**DIRECTIONS**
Pick out each line containing the string "декабря" and copy it.
..............................
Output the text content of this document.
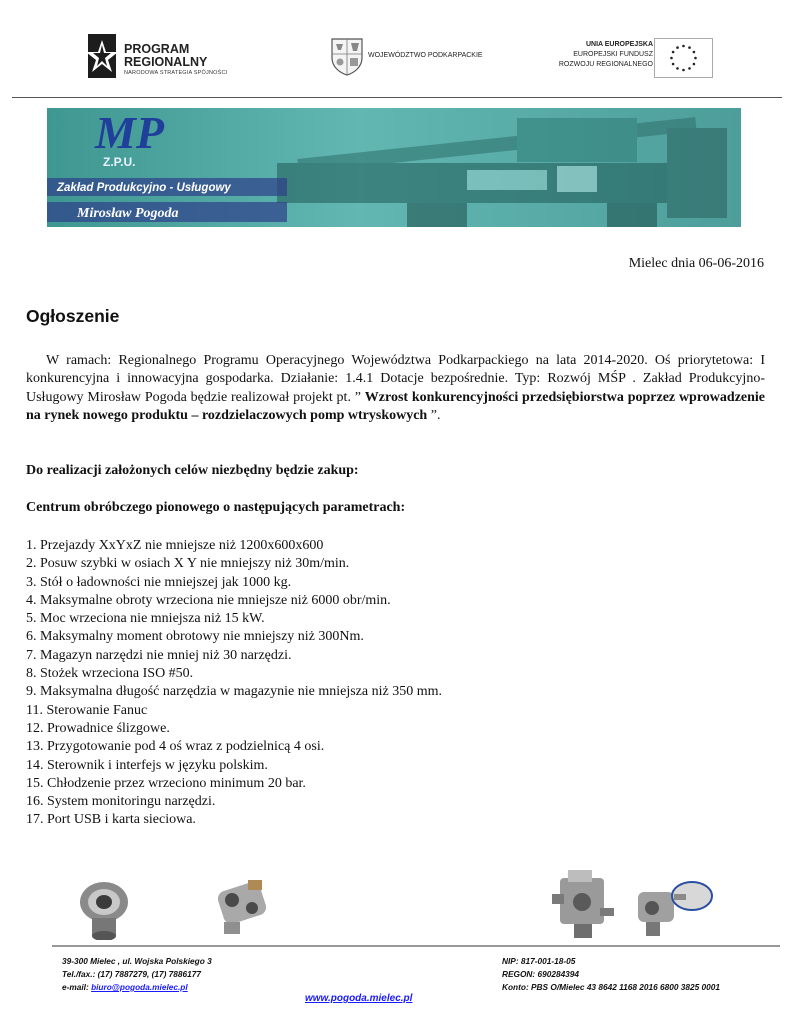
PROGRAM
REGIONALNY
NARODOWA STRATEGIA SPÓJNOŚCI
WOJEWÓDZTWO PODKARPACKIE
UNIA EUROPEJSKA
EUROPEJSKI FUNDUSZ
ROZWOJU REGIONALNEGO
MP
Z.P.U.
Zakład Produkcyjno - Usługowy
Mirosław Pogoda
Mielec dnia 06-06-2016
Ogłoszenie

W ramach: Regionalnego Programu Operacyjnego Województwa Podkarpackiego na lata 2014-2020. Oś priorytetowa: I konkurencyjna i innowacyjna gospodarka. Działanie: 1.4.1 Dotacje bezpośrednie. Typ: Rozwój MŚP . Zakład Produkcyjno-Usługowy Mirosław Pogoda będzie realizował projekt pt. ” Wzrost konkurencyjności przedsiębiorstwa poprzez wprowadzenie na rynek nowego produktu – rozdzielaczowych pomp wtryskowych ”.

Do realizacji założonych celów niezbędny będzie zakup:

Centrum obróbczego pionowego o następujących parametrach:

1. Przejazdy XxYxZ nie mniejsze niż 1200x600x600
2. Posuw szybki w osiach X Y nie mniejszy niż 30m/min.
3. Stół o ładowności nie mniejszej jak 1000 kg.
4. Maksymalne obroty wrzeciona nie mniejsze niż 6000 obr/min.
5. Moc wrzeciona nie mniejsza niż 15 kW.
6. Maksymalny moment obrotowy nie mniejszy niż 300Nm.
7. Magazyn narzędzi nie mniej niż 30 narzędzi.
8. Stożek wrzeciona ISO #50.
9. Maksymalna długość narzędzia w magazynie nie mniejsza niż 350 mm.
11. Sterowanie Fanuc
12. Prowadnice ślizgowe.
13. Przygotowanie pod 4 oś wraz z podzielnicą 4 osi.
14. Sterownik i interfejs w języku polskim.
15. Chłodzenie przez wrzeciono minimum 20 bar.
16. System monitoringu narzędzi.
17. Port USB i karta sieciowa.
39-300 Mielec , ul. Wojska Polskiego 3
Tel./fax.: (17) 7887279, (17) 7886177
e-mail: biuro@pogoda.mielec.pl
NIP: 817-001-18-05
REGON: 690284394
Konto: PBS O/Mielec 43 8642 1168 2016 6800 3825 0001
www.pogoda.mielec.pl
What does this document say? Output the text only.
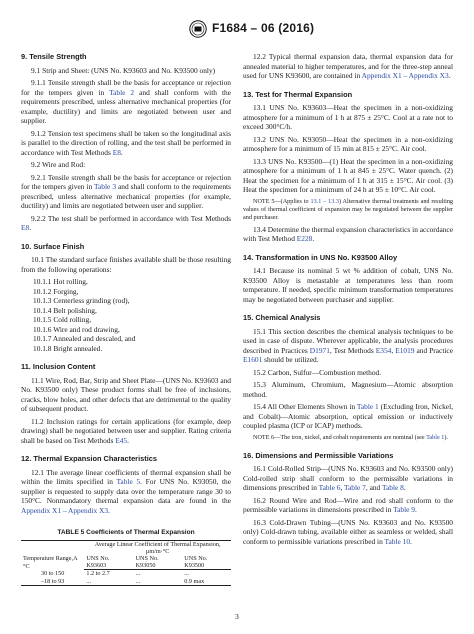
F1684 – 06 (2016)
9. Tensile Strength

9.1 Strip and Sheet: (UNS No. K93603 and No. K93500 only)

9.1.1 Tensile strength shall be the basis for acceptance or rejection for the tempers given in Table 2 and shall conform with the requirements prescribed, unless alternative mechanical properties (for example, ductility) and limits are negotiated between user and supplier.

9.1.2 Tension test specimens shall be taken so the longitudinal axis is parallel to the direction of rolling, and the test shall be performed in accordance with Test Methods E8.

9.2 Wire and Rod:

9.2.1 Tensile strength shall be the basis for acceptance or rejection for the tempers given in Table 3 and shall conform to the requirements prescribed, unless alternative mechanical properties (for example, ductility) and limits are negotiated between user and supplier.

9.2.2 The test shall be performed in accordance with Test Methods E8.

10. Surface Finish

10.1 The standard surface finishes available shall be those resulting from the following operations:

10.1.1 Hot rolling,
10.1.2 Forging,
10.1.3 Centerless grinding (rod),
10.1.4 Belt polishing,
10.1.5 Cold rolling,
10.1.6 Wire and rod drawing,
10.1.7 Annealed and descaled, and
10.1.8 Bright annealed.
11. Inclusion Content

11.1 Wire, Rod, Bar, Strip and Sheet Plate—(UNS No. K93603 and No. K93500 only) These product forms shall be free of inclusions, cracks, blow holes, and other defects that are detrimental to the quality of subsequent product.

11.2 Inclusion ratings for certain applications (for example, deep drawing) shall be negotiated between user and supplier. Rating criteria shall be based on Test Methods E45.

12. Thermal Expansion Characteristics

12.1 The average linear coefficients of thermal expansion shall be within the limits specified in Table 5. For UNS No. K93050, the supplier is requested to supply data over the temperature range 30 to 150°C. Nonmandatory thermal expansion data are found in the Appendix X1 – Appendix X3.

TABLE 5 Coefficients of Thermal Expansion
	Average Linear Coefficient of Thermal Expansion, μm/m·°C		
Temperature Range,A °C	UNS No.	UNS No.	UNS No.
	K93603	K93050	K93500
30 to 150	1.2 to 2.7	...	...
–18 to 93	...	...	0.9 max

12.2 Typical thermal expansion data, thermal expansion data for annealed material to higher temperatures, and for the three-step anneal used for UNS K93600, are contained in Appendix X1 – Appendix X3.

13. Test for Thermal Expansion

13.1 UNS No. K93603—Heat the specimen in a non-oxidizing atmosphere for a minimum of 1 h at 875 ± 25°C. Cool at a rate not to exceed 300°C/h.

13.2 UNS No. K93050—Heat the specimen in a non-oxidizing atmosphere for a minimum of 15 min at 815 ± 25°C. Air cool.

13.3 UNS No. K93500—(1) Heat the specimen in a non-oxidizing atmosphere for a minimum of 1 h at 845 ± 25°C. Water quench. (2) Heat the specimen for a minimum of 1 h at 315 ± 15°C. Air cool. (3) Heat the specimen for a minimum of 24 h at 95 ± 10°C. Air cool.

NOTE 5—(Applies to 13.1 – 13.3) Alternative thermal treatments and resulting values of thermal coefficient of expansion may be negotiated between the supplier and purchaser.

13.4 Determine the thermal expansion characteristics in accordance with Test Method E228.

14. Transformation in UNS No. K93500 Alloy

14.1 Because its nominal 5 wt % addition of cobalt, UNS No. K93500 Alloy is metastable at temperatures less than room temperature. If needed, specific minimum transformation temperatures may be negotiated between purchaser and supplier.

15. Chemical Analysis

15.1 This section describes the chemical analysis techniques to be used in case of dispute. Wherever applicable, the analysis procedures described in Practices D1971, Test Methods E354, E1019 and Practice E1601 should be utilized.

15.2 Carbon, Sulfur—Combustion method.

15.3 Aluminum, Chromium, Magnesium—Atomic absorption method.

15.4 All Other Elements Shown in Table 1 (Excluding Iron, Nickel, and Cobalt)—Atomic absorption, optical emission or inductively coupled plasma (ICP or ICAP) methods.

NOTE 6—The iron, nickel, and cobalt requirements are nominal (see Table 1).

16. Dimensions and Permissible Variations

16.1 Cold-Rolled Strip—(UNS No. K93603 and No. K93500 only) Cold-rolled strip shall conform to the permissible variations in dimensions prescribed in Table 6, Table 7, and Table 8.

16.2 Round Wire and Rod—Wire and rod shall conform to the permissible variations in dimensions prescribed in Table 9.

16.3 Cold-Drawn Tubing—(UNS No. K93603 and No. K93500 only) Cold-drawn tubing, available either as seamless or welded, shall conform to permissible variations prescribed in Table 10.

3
..............................
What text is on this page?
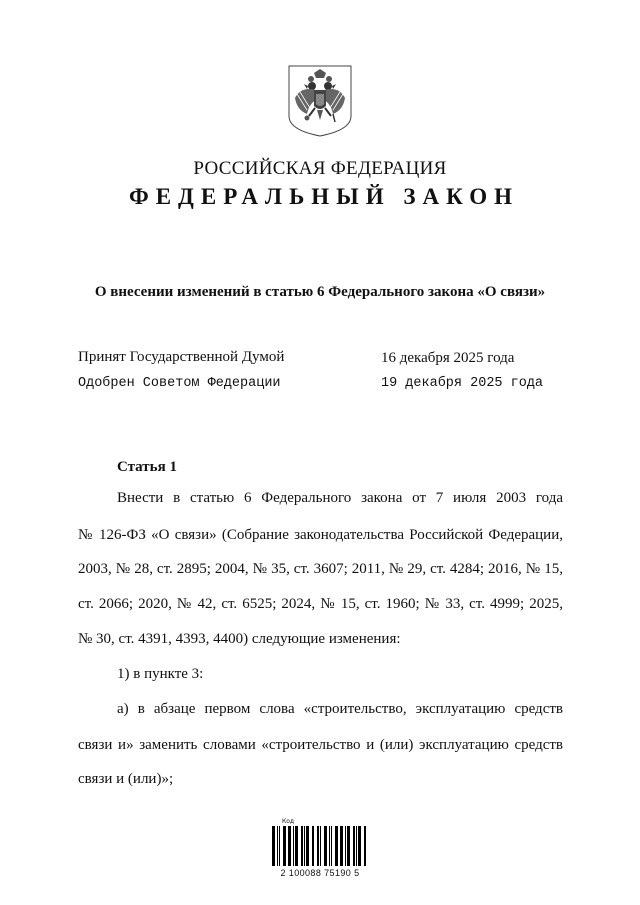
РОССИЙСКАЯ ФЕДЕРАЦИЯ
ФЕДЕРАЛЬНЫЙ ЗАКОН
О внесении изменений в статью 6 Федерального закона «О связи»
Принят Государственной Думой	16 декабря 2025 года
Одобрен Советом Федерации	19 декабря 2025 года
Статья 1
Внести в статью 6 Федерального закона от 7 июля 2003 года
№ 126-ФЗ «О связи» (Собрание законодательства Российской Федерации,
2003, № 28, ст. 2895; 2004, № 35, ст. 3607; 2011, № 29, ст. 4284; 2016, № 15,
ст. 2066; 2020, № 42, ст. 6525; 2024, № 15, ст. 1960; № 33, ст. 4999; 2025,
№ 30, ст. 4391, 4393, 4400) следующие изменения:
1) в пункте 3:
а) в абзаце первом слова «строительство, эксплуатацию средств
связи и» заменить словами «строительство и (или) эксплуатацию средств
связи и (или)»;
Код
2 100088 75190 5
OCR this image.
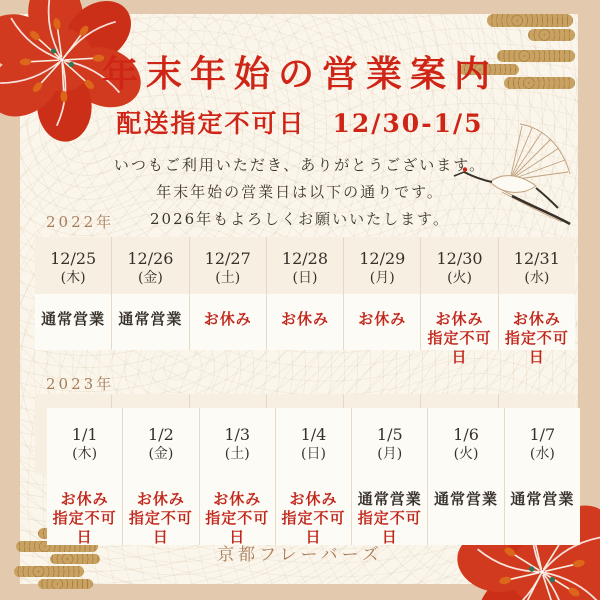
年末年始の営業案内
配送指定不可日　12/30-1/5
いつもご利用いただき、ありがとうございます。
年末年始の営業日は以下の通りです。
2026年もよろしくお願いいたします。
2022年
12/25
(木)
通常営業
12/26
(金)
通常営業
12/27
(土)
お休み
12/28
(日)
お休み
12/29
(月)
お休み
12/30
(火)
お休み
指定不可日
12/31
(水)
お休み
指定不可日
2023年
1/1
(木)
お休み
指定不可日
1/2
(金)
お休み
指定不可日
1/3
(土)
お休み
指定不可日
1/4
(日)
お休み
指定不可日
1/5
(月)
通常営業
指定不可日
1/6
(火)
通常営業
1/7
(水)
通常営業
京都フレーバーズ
..............................
**TASK OUTPUT**
Принят Государственной Думой	16 декабря 2025 года
Одобрен Советом Федерации	19 декабря 2025 года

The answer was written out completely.